_REQUIRED WORK_:
Images should be left out, and everything else in the listing reproduced exactly.

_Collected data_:
>> Start

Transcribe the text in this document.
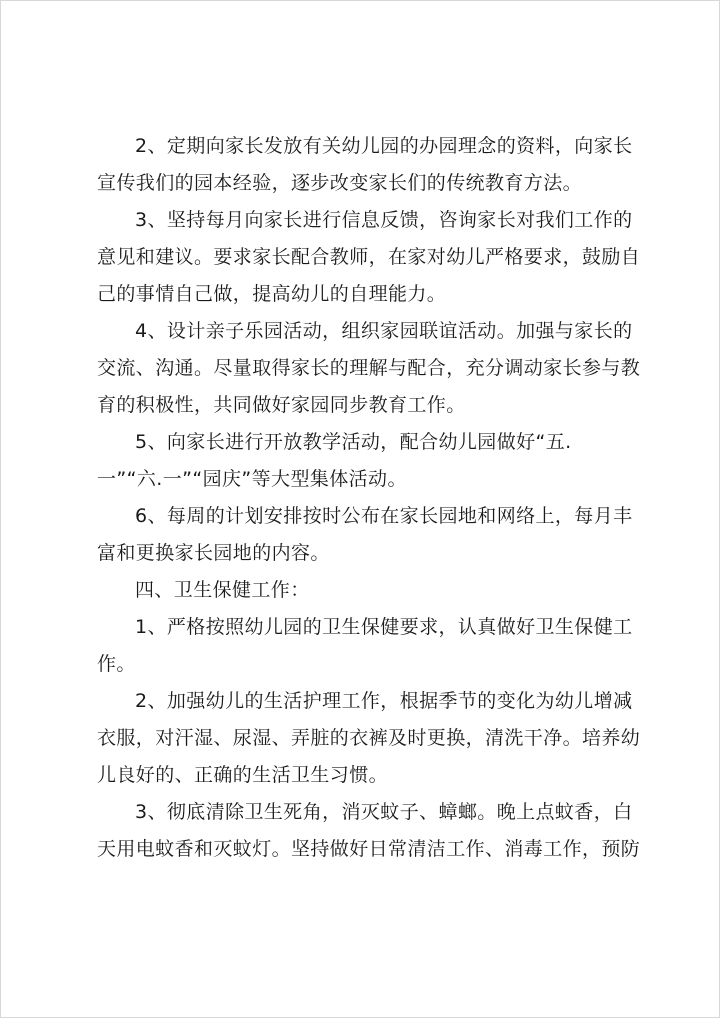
2、定期向家长发放有关幼儿园的办园理念的资料，向家长
宣传我们的园本经验，逐步改变家长们的传统教育方法。
3、坚持每月向家长进行信息反馈，咨询家长对我们工作的
意见和建议。要求家长配合教师，在家对幼儿严格要求，鼓励自
己的事情自己做，提高幼儿的自理能力。
4、设计亲子乐园活动，组织家园联谊活动。加强与家长的
交流、沟通。尽量取得家长的理解与配合，充分调动家长参与教
育的积极性，共同做好家园同步教育工作。
5、向家长进行开放教学活动，配合幼儿园做好“五.
一”“六.一”“园庆”等大型集体活动。
6、每周的计划安排按时公布在家长园地和网络上，每月丰
富和更换家长园地的内容。
四、卫生保健工作：
1、严格按照幼儿园的卫生保健要求，认真做好卫生保健工
作。
2、加强幼儿的生活护理工作，根据季节的变化为幼儿增减
衣服，对汗湿、尿湿、弄脏的衣裤及时更换，清洗干净。培养幼
儿良好的、正确的生活卫生习惯。
3、彻底清除卫生死角，消灭蚊子、蟑螂。晚上点蚊香，白
天用电蚊香和灭蚊灯。坚持做好日常清洁工作、消毒工作，预防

>> End

_EXERCISE OUTPUT_:
Transcribe the text in this document.
2、定期向家长发放有关幼儿园的办园理念的资料，向家长
宣传我们的园本经验，逐步改变家长们的传统教育方法。
3、坚持每月向家长进行信息反馈，咨询家长对我们工作的
意见和建议。要求家长配合教师，在家对幼儿严格要求，鼓励自
己的事情自己做，提高幼儿的自理能力。
4、设计亲子乐园活动，组织家园联谊活动。加强与家长的
交流、沟通。尽量取得家长的理解与配合，充分调动家长参与教
育的积极性，共同做好家园同步教育工作。
5、向家长进行开放教学活动，配合幼儿园做好“五.
一”“六.一”“园庆”等大型集体活动。
6、每周的计划安排按时公布在家长园地和网络上，每月丰
富和更换家长园地的内容。
四、卫生保健工作：
1、严格按照幼儿园的卫生保健要求，认真做好卫生保健工
作。
2、加强幼儿的生活护理工作，根据季节的变化为幼儿增减
衣服，对汗湿、尿湿、弄脏的衣裤及时更换，清洗干净。培养幼
儿良好的、正确的生活卫生习惯。
3、彻底清除卫生死角，消灭蚊子、蟑螂。晚上点蚊香，白
天用电蚊香和灭蚊灯。坚持做好日常清洁工作、消毒工作，预防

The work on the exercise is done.